-- DATA IN THIS EXERCISE start --

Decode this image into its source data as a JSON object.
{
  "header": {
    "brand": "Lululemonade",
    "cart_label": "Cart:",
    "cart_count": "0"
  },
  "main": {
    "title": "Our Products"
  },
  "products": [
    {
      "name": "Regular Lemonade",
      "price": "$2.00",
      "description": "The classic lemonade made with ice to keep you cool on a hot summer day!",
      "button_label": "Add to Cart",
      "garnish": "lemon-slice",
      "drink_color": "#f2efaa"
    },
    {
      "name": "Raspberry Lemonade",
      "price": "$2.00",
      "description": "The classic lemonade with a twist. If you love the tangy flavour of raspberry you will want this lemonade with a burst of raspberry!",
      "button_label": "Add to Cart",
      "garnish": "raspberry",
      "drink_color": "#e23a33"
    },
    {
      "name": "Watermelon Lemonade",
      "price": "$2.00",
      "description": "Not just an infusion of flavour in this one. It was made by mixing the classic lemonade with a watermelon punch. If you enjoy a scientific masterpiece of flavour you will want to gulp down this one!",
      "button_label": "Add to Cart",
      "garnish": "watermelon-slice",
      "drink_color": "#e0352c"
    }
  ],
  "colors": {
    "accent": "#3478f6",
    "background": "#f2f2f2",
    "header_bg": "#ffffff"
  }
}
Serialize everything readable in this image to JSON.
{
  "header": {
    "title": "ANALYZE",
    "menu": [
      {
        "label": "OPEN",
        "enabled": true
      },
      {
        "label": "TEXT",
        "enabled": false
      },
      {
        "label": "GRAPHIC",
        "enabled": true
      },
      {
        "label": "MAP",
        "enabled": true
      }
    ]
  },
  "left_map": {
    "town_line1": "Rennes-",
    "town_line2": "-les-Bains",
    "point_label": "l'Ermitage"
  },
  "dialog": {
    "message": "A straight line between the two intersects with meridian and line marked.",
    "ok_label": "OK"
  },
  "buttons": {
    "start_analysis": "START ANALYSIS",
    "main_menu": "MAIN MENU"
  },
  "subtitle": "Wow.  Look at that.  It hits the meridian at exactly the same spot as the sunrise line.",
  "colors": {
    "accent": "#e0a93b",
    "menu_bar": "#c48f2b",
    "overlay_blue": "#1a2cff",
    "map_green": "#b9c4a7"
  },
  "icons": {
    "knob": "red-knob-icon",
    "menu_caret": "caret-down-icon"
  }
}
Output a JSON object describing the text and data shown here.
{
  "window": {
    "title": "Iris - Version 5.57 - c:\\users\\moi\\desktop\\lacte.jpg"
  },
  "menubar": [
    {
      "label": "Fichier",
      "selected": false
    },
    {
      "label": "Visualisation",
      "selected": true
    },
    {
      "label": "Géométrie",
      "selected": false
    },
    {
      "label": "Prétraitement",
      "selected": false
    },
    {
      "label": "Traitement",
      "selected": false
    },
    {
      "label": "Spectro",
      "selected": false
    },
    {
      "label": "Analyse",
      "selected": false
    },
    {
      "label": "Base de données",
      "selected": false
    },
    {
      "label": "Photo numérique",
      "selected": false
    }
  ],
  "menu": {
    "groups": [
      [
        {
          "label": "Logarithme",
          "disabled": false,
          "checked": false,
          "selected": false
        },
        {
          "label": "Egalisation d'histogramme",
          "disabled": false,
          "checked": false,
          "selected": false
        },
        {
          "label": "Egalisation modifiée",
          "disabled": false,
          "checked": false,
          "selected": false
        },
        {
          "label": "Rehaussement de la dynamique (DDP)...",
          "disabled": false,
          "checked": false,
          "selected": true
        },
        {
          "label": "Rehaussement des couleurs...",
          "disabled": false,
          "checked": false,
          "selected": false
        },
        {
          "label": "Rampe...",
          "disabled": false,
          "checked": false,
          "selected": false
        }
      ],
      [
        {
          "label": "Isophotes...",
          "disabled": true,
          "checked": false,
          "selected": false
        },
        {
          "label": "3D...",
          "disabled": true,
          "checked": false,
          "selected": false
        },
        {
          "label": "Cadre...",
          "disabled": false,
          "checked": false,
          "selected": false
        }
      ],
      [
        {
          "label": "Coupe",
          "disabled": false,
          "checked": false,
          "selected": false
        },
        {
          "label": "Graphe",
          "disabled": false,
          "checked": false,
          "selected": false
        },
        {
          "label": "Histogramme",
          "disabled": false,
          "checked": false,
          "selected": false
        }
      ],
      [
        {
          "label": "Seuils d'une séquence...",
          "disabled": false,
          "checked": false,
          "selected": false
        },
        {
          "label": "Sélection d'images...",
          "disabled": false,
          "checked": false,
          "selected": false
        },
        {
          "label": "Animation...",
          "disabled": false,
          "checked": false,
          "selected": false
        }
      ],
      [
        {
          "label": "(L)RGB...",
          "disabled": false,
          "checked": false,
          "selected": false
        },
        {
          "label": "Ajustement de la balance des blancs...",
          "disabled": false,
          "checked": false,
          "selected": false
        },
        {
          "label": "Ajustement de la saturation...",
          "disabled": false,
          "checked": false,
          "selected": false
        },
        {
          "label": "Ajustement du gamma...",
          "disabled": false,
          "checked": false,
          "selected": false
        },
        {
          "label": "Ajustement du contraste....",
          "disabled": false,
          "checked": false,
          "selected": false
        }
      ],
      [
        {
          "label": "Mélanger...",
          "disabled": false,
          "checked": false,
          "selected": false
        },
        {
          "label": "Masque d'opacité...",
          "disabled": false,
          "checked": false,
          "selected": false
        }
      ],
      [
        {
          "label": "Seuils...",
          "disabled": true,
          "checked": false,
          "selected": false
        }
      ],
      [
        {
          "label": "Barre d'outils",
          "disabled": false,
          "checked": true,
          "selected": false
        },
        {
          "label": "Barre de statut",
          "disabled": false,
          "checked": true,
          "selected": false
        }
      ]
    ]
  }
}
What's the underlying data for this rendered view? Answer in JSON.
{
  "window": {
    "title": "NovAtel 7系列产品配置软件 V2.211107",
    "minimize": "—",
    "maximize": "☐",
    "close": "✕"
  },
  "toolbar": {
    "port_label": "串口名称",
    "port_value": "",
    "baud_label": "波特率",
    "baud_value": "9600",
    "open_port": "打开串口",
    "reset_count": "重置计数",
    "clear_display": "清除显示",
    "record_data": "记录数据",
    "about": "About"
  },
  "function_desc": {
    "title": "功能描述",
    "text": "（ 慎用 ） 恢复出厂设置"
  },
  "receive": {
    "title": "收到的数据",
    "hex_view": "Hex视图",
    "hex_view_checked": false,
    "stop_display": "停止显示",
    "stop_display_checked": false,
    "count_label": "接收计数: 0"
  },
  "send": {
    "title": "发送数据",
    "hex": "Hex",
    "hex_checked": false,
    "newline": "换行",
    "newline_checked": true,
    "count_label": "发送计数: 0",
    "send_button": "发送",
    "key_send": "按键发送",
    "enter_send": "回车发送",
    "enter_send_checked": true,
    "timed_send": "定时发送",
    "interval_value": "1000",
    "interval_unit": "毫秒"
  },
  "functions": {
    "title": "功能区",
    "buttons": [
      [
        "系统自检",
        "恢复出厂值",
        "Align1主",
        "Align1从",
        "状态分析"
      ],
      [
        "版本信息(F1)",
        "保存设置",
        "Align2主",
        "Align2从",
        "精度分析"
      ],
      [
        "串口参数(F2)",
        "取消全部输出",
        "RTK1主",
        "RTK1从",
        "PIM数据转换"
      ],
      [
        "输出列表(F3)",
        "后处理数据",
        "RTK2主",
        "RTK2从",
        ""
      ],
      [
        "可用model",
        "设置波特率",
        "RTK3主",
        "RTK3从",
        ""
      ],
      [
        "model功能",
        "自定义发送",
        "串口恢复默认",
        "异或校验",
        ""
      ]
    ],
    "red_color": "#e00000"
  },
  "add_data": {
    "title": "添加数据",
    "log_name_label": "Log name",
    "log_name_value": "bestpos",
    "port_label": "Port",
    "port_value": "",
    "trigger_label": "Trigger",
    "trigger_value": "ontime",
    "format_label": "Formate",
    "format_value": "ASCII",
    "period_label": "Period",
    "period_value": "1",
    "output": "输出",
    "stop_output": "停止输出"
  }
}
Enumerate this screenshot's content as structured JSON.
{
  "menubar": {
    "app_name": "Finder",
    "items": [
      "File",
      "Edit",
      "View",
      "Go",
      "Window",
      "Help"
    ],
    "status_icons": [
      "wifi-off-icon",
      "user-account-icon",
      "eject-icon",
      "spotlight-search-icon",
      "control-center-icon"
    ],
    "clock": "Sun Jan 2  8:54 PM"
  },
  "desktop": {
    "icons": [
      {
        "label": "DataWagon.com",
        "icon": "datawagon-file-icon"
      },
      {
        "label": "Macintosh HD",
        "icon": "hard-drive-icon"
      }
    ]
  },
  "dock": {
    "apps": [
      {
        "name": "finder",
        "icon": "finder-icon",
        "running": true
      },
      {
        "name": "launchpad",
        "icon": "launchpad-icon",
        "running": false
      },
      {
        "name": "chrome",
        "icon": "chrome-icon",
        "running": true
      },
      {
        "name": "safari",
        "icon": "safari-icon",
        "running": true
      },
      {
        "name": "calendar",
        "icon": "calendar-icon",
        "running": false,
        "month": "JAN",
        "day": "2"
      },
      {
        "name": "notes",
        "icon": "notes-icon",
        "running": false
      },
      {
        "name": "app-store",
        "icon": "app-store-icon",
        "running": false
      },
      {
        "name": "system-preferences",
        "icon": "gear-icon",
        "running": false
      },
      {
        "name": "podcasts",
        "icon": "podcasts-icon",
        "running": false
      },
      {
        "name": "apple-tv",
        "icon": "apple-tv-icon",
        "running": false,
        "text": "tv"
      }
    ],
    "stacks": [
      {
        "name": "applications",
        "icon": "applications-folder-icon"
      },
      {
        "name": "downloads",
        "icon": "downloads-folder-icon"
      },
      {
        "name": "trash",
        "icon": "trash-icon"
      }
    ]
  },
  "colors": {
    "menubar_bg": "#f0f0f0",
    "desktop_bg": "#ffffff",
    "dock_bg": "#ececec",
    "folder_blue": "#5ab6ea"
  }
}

-- DATA IN THIS EXERCISE end --

Copy and report every line where the word "Seuils" is present.

          "label": "Seuils d'une séquence...",
          "label": "Seuils...",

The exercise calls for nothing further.